Collected data entries:
########################################

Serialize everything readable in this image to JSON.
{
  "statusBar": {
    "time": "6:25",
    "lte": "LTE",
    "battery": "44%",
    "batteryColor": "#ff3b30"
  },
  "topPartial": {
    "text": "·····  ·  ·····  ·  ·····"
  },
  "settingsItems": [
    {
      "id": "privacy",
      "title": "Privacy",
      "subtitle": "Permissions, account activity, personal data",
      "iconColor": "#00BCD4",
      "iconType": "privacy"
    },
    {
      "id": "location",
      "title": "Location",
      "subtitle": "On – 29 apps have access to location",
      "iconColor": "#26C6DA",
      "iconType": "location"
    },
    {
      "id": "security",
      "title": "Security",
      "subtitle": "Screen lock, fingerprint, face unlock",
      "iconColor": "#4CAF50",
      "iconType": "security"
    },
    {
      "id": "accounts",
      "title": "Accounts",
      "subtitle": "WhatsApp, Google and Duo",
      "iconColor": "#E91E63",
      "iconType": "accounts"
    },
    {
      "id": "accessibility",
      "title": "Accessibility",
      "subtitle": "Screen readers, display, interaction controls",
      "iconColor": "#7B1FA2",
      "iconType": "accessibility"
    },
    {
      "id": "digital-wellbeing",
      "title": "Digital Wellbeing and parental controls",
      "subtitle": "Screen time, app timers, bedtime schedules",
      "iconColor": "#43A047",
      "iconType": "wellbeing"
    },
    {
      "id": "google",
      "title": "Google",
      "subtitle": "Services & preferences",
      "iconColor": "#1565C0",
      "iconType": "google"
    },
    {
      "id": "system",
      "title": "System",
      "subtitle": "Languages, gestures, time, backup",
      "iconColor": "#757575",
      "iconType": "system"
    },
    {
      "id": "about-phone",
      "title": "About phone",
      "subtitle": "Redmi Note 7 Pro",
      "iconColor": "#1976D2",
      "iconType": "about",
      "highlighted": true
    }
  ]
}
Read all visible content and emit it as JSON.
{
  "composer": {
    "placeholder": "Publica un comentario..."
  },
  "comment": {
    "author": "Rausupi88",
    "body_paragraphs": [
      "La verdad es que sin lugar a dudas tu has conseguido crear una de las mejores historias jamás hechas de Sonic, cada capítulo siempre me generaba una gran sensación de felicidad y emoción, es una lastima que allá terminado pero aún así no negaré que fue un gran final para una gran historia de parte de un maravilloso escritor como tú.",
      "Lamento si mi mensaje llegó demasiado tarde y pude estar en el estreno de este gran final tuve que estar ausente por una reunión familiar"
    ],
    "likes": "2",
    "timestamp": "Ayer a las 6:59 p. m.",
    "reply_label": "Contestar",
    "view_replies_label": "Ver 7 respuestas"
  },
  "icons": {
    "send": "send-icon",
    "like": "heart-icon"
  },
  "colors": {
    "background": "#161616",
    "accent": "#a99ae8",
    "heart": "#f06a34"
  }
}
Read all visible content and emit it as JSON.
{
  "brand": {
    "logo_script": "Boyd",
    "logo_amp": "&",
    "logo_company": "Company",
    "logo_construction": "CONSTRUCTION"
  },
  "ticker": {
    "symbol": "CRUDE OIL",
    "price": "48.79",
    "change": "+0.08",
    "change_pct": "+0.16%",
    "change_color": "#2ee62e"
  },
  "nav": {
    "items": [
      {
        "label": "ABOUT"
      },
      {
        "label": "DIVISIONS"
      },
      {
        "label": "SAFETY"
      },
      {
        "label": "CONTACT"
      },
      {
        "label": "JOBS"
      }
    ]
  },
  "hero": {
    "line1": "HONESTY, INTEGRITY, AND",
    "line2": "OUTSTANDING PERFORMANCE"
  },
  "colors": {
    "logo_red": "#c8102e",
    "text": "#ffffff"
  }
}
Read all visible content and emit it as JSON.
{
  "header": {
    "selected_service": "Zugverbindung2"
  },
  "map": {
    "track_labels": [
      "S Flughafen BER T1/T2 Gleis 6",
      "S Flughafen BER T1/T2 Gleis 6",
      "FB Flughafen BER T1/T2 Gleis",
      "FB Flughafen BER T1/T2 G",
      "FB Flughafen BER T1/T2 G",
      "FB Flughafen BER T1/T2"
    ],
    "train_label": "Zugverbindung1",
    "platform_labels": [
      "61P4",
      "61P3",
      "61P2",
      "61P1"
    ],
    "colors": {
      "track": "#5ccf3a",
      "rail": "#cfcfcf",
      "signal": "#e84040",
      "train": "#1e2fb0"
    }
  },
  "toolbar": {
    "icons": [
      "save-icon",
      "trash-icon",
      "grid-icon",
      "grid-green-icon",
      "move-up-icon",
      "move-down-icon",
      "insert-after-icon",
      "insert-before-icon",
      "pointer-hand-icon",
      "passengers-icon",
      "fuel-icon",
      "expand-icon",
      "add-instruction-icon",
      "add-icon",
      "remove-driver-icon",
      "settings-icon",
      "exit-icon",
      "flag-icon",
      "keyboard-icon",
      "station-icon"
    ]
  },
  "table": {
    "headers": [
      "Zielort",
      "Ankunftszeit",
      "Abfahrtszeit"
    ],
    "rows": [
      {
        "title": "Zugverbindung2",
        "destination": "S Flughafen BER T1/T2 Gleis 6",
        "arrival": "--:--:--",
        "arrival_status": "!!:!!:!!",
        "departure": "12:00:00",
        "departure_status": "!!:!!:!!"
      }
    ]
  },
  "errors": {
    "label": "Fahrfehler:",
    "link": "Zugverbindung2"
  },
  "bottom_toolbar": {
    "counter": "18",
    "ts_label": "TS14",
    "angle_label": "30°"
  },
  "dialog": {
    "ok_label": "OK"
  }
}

########################################

BRIEF:
Print the listing above in its entirety, with every line exact.

WRITTEN ANSWER:
Serialize everything readable in this image to JSON.
{
  "statusBar": {
    "time": "6:25",
    "lte": "LTE",
    "battery": "44%",
    "batteryColor": "#ff3b30"
  },
  "topPartial": {
    "text": "·····  ·  ·····  ·  ·····"
  },
  "settingsItems": [
    {
      "id": "privacy",
      "title": "Privacy",
      "subtitle": "Permissions, account activity, personal data",
      "iconColor": "#00BCD4",
      "iconType": "privacy"
    },
    {
      "id": "location",
      "title": "Location",
      "subtitle": "On – 29 apps have access to location",
      "iconColor": "#26C6DA",
      "iconType": "location"
    },
    {
      "id": "security",
      "title": "Security",
      "subtitle": "Screen lock, fingerprint, face unlock",
      "iconColor": "#4CAF50",
      "iconType": "security"
    },
    {
      "id": "accounts",
      "title": "Accounts",
      "subtitle": "WhatsApp, Google and Duo",
      "iconColor": "#E91E63",
      "iconType": "accounts"
    },
    {
      "id": "accessibility",
      "title": "Accessibility",
      "subtitle": "Screen readers, display, interaction controls",
      "iconColor": "#7B1FA2",
      "iconType": "accessibility"
    },
    {
      "id": "digital-wellbeing",
      "title": "Digital Wellbeing and parental controls",
      "subtitle": "Screen time, app timers, bedtime schedules",
      "iconColor": "#43A047",
      "iconType": "wellbeing"
    },
    {
      "id": "google",
      "title": "Google",
      "subtitle": "Services & preferences",
      "iconColor": "#1565C0",
      "iconType": "google"
    },
    {
      "id": "system",
      "title": "System",
      "subtitle": "Languages, gestures, time, backup",
      "iconColor": "#757575",
      "iconType": "system"
    },
    {
      "id": "about-phone",
      "title": "About phone",
      "subtitle": "Redmi Note 7 Pro",
      "iconColor": "#1976D2",
      "iconType": "about",
      "highlighted": true
    }
  ]
}
Read all visible content and emit it as JSON.
{
  "composer": {
    "placeholder": "Publica un comentario..."
  },
  "comment": {
    "author": "Rausupi88",
    "body_paragraphs": [
      "La verdad es que sin lugar a dudas tu has conseguido crear una de las mejores historias jamás hechas de Sonic, cada capítulo siempre me generaba una gran sensación de felicidad y emoción, es una lastima que allá terminado pero aún así no negaré que fue un gran final para una gran historia de parte de un maravilloso escritor como tú.",
      "Lamento si mi mensaje llegó demasiado tarde y pude estar en el estreno de este gran final tuve que estar ausente por una reunión familiar"
    ],
    "likes": "2",
    "timestamp": "Ayer a las 6:59 p. m.",
    "reply_label": "Contestar",
    "view_replies_label": "Ver 7 respuestas"
  },
  "icons": {
    "send": "send-icon",
    "like": "heart-icon"
  },
  "colors": {
    "background": "#161616",
    "accent": "#a99ae8",
    "heart": "#f06a34"
  }
}
Read all visible content and emit it as JSON.
{
  "brand": {
    "logo_script": "Boyd",
    "logo_amp": "&",
    "logo_company": "Company",
    "logo_construction": "CONSTRUCTION"
  },
  "ticker": {
    "symbol": "CRUDE OIL",
    "price": "48.79",
    "change": "+0.08",
    "change_pct": "+0.16%",
    "change_color": "#2ee62e"
  },
  "nav": {
    "items": [
      {
        "label": "ABOUT"
      },
      {
        "label": "DIVISIONS"
      },
      {
        "label": "SAFETY"
      },
      {
        "label": "CONTACT"
      },
      {
        "label": "JOBS"
      }
    ]
  },
  "hero": {
    "line1": "HONESTY, INTEGRITY, AND",
    "line2": "OUTSTANDING PERFORMANCE"
  },
  "colors": {
    "logo_red": "#c8102e",
    "text": "#ffffff"
  }
}
Read all visible content and emit it as JSON.
{
  "header": {
    "selected_service": "Zugverbindung2"
  },
  "map": {
    "track_labels": [
      "S Flughafen BER T1/T2 Gleis 6",
      "S Flughafen BER T1/T2 Gleis 6",
      "FB Flughafen BER T1/T2 Gleis",
      "FB Flughafen BER T1/T2 G",
      "FB Flughafen BER T1/T2 G",
      "FB Flughafen BER T1/T2"
    ],
    "train_label": "Zugverbindung1",
    "platform_labels": [
      "61P4",
      "61P3",
      "61P2",
      "61P1"
    ],
    "colors": {
      "track": "#5ccf3a",
      "rail": "#cfcfcf",
      "signal": "#e84040",
      "train": "#1e2fb0"
    }
  },
  "toolbar": {
    "icons": [
      "save-icon",
      "trash-icon",
      "grid-icon",
      "grid-green-icon",
      "move-up-icon",
      "move-down-icon",
      "insert-after-icon",
      "insert-before-icon",
      "pointer-hand-icon",
      "passengers-icon",
      "fuel-icon",
      "expand-icon",
      "add-instruction-icon",
      "add-icon",
      "remove-driver-icon",
      "settings-icon",
      "exit-icon",
      "flag-icon",
      "keyboard-icon",
      "station-icon"
    ]
  },
  "table": {
    "headers": [
      "Zielort",
      "Ankunftszeit",
      "Abfahrtszeit"
    ],
    "rows": [
      {
        "title": "Zugverbindung2",
        "destination": "S Flughafen BER T1/T2 Gleis 6",
        "arrival": "--:--:--",
        "arrival_status": "!!:!!:!!",
        "departure": "12:00:00",
        "departure_status": "!!:!!:!!"
      }
    ]
  },
  "errors": {
    "label": "Fahrfehler:",
    "link": "Zugverbindung2"
  },
  "bottom_toolbar": {
    "counter": "18",
    "ts_label": "TS14",
    "angle_label": "30°"
  },
  "dialog": {
    "ok_label": "OK"
  }
}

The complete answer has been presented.